• ASSIGNMENT:
Say how many lines in the records contain "this". The reply must consist of the number alone.

────────────────

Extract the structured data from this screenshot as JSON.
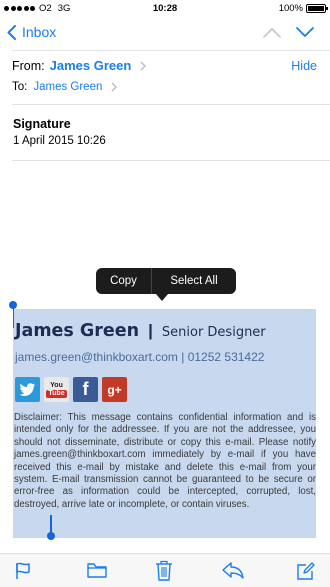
{
  "status_bar": {
    "carrier": "O2",
    "network": "3G",
    "time": "10:28",
    "battery": "100%",
    "battery_level": 1.0
  },
  "nav": {
    "back_label": "Inbox"
  },
  "header": {
    "from_label": "From:",
    "from_name": "James Green",
    "hide_label": "Hide",
    "to_label": "To:",
    "to_name": "James Green"
  },
  "message": {
    "subject": "Signature",
    "date": "1 April 2015 10:26"
  },
  "popup": {
    "copy_label": "Copy",
    "select_all_label": "Select All"
  },
  "signature": {
    "name": "James Green",
    "separator": "|",
    "title": "Senior Designer",
    "contact": "james.green@thinkboxart.com | 01252 531422",
    "social": [
      {
        "icon": "twitter-icon",
        "label": ""
      },
      {
        "icon": "youtube-icon",
        "label_top": "You",
        "label_bottom": "Tube"
      },
      {
        "icon": "facebook-icon",
        "label": "f"
      },
      {
        "icon": "google-plus-icon",
        "label": "g+"
      }
    ],
    "disclaimer": "Disclaimer: This message contains confidential information and is intended only for the addressee. If you are not the addressee, you should not disseminate, distribute or copy this e-mail. Please notify james.green@thinkboxart.com immediately by e-mail if you have received this e-mail by mistake and delete this e-mail from your system. E-mail transmission cannot be guaranteed to be secure or error-free as information could be intercepted, corrupted, lost, destroyed, arrive late or incomplete, or contain viruses."
  },
  "toolbar": {
    "icons": [
      "flag-icon",
      "folder-icon",
      "trash-icon",
      "reply-icon",
      "compose-icon"
    ]
  },
  "colors": {
    "accent": "#1a7df0",
    "selection": "#c8d9ef",
    "signature_name": "#1b2d52",
    "signature_contact": "#4a6a9c"
  }
}
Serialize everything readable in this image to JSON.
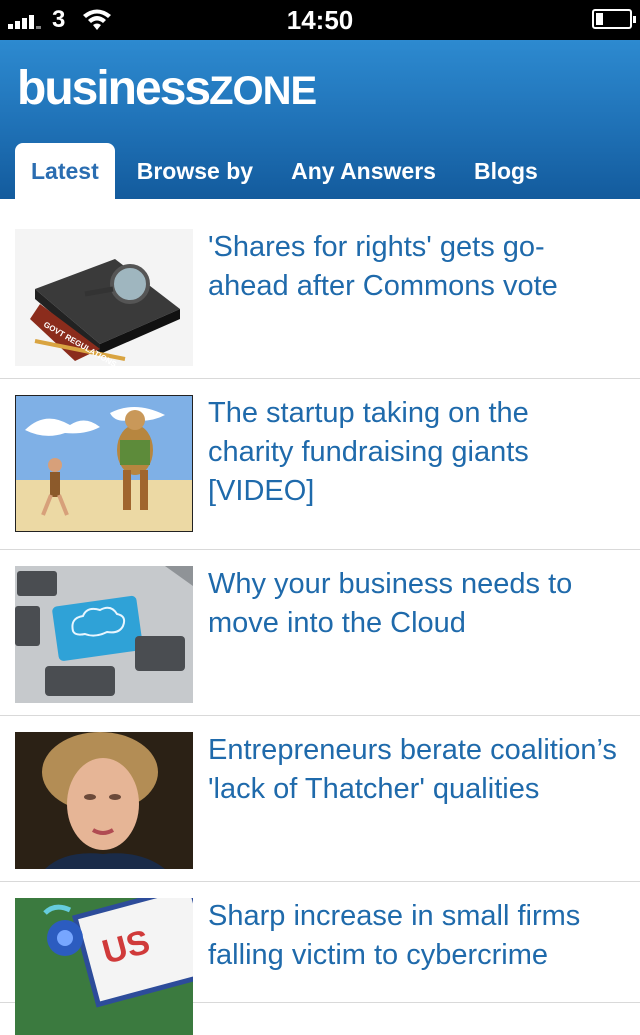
{
  "status_bar": {
    "carrier": "3",
    "time": "14:50"
  },
  "header": {
    "logo_part1": "business",
    "logo_part2": "ZONE",
    "tabs": [
      {
        "label": "Latest",
        "active": true
      },
      {
        "label": "Browse by",
        "active": false
      },
      {
        "label": "Any Answers",
        "active": false
      },
      {
        "label": "Blogs",
        "active": false
      }
    ]
  },
  "articles": [
    {
      "headline": "'Shares for rights' gets go-ahead after Commons vote",
      "image": "govt-regulations-folder-icon"
    },
    {
      "headline": "The startup taking on the charity fundraising giants [VIDEO]",
      "image": "david-goliath-illustration"
    },
    {
      "headline": "Why your business needs to move into the Cloud",
      "image": "cloud-keyboard-key"
    },
    {
      "headline": "Entrepreneurs berate coalition’s 'lack of Thatcher' qualities",
      "image": "thatcher-portrait"
    },
    {
      "headline": "Sharp increase in small firms falling victim to cybercrime",
      "image": "virus-illustration"
    }
  ],
  "colors": {
    "header_top": "#2d8ad0",
    "header_bottom": "#135b9d",
    "headline": "#1f6aab",
    "active_tab_text": "#2a6db1"
  }
}
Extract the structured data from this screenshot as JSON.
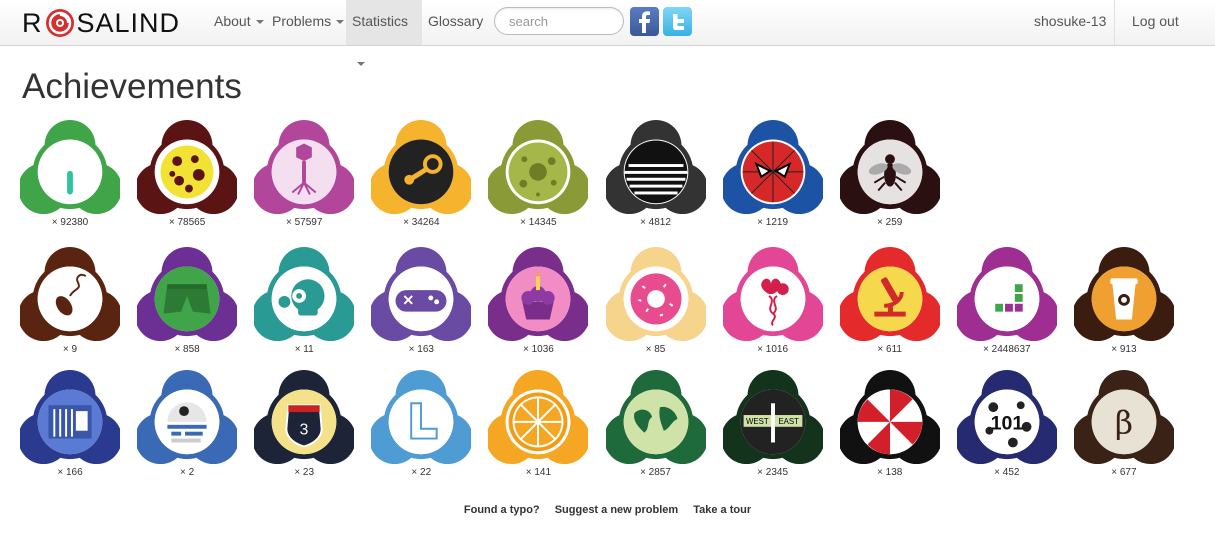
{
  "nav": {
    "brand_left": "R",
    "brand_right": "SALIND",
    "about": "About",
    "problems": "Problems",
    "statistics": "Statistics",
    "glossary": "Glossary",
    "search_placeholder": "search",
    "username": "shosuke-13",
    "logout": "Log out"
  },
  "page": {
    "title": "Achievements"
  },
  "badges": [
    {
      "icon": "seedling-in-tube-icon",
      "color": "#3fa548",
      "count": "× 92380"
    },
    {
      "icon": "petri-dish-icon",
      "color": "#5b1414",
      "count": "× 78565"
    },
    {
      "icon": "bacteriophage-icon",
      "color": "#b2469b",
      "count": "× 57597"
    },
    {
      "icon": "steam-logo-icon",
      "color": "#f6b32d",
      "count": "× 34264"
    },
    {
      "icon": "cell-icon",
      "color": "#8a9a36",
      "count": "× 14345"
    },
    {
      "icon": "striped-disk-icon",
      "color": "#333333",
      "count": "× 4812"
    },
    {
      "icon": "spider-man-mask-icon",
      "color": "#1c53a5",
      "count": "× 1219"
    },
    {
      "icon": "fly-icon",
      "color": "#2a1010",
      "count": "× 259"
    },
    {
      "icon": "computer-mouse-icon",
      "color": "#5a2510",
      "count": "× 9"
    },
    {
      "icon": "shorts-icon",
      "color": "#6c2f94",
      "count": "× 858"
    },
    {
      "icon": "skull-icon",
      "color": "#2a9a94",
      "count": "× 11"
    },
    {
      "icon": "gamepad-icon",
      "color": "#6a4ba3",
      "count": "× 163"
    },
    {
      "icon": "cupcake-icon",
      "color": "#7a2e8c",
      "count": "× 1036"
    },
    {
      "icon": "donut-icon",
      "color": "#f7d48c",
      "count": "× 85"
    },
    {
      "icon": "balloons-dna-icon",
      "color": "#e24694",
      "count": "× 1016"
    },
    {
      "icon": "microscope-icon",
      "color": "#e42a2a",
      "count": "× 611"
    },
    {
      "icon": "tetris-blocks-icon",
      "color": "#9e2e91",
      "count": "× 2448637"
    },
    {
      "icon": "coffee-cup-icon",
      "color": "#3a1d0e",
      "count": "× 913"
    },
    {
      "icon": "bookshelf-icon",
      "color": "#2a3a8f",
      "count": "× 166"
    },
    {
      "icon": "r2d2-icon",
      "color": "#3a6ab5",
      "count": "× 2"
    },
    {
      "icon": "highway-shield-icon",
      "color": "#1d2438",
      "count": "× 23"
    },
    {
      "icon": "tetromino-outline-icon",
      "color": "#4f9cd4",
      "count": "× 22"
    },
    {
      "icon": "orange-slice-icon",
      "color": "#f5a623",
      "count": "× 141"
    },
    {
      "icon": "world-map-icon",
      "color": "#1e6a3a",
      "count": "× 2857"
    },
    {
      "icon": "west-east-sign-icon",
      "color": "#13331c",
      "count": "× 2345"
    },
    {
      "icon": "umbrella-icon",
      "color": "#111111",
      "count": "× 138"
    },
    {
      "icon": "dalmatian-101-icon",
      "color": "#262a70",
      "count": "× 452"
    },
    {
      "icon": "beta-icon",
      "color": "#3a2216",
      "count": "× 677"
    }
  ],
  "badge_symbols": {
    "highway": "3",
    "west": "WEST",
    "east": "EAST",
    "dalmatian": "101",
    "beta": "β"
  },
  "footer": {
    "typo": "Found a typo?",
    "suggest": "Suggest a new problem",
    "tour": "Take a tour"
  }
}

────────────────

• TASK RESULT:
4